Search the records for "JSON". Copy every line where it appears.

== DATA FOR PROCESSING ==

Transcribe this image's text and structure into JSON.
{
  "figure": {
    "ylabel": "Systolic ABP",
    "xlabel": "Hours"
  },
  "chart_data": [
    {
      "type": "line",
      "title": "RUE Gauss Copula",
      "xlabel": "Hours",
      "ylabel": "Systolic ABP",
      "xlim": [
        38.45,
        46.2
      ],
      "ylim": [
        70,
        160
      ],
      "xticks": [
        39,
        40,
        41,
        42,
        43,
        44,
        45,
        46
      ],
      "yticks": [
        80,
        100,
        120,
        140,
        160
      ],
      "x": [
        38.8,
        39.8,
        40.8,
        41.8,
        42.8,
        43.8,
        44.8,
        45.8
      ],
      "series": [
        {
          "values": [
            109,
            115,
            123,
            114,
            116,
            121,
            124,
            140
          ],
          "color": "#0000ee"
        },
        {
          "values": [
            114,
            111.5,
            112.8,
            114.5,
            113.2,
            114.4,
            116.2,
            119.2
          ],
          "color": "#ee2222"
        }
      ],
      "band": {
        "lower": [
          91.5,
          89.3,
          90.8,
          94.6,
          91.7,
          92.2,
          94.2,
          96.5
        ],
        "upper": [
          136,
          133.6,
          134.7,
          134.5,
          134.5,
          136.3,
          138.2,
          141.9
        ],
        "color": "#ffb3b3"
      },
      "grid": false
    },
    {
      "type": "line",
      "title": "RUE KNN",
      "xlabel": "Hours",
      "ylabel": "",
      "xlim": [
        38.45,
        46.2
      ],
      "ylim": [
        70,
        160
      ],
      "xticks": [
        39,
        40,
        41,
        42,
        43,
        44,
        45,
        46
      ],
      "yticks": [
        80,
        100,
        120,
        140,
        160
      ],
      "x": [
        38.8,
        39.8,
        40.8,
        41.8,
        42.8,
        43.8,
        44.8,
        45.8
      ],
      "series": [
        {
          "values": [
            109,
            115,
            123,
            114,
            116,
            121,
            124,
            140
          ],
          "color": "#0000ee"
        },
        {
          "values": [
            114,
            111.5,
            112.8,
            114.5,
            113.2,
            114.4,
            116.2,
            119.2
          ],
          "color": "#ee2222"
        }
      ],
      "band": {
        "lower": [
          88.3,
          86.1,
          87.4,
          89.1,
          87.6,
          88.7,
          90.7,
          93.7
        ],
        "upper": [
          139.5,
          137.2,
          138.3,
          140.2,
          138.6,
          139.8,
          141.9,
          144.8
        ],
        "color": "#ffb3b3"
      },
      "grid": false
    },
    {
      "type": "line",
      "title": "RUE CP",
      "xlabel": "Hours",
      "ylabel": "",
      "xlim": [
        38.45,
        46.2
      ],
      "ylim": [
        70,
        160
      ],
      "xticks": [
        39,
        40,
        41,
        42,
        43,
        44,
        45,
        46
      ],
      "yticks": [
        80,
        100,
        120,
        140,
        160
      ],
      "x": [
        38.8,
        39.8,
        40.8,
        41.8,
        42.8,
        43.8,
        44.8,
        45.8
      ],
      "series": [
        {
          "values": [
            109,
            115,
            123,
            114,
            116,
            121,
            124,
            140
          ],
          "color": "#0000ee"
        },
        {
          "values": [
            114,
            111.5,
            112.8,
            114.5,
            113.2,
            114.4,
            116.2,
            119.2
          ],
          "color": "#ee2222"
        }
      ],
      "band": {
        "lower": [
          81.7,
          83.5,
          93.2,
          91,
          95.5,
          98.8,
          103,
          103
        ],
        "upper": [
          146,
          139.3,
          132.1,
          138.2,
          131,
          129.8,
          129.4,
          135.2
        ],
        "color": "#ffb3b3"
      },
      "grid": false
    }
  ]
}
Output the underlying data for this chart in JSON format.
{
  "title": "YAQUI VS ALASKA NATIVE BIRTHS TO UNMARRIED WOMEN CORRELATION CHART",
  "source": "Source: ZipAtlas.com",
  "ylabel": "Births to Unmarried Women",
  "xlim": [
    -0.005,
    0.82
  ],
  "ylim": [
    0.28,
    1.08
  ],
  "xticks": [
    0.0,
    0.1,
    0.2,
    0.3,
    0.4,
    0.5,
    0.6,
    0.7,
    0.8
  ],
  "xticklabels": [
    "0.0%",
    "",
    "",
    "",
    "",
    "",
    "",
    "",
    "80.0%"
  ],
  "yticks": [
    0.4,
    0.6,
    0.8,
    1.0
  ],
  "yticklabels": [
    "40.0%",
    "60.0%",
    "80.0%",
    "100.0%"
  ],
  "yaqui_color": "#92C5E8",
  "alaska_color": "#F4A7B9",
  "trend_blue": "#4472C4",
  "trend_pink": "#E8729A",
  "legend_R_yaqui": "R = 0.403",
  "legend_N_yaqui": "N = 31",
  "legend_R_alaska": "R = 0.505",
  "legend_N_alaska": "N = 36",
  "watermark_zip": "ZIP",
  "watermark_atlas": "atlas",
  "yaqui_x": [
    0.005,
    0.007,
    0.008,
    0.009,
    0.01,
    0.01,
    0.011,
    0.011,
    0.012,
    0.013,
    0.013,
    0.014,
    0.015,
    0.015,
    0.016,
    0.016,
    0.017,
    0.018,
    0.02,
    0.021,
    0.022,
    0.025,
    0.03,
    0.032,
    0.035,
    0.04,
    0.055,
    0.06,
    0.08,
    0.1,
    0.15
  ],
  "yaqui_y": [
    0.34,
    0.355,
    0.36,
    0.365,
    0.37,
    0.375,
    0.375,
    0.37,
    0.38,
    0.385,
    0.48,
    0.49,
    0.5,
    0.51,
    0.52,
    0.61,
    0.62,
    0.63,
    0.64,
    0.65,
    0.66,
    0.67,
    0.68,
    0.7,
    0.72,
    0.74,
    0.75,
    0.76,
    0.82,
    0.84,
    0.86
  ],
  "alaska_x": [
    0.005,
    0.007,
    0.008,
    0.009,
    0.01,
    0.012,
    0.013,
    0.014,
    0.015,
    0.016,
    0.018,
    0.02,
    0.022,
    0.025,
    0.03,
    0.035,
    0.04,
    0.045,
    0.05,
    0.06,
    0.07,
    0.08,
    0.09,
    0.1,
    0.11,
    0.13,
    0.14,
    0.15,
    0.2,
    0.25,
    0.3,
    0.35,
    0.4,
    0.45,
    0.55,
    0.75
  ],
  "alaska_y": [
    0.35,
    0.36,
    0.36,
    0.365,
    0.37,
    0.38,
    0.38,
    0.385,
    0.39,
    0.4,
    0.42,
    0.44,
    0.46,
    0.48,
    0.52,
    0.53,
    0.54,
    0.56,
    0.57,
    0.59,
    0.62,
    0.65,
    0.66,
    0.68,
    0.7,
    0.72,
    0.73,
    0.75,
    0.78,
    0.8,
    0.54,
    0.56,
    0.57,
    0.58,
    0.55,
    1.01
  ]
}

===

• [RESULT]:
Transcribe this image's text and structure into JSON.
Output the underlying data for this chart in JSON format.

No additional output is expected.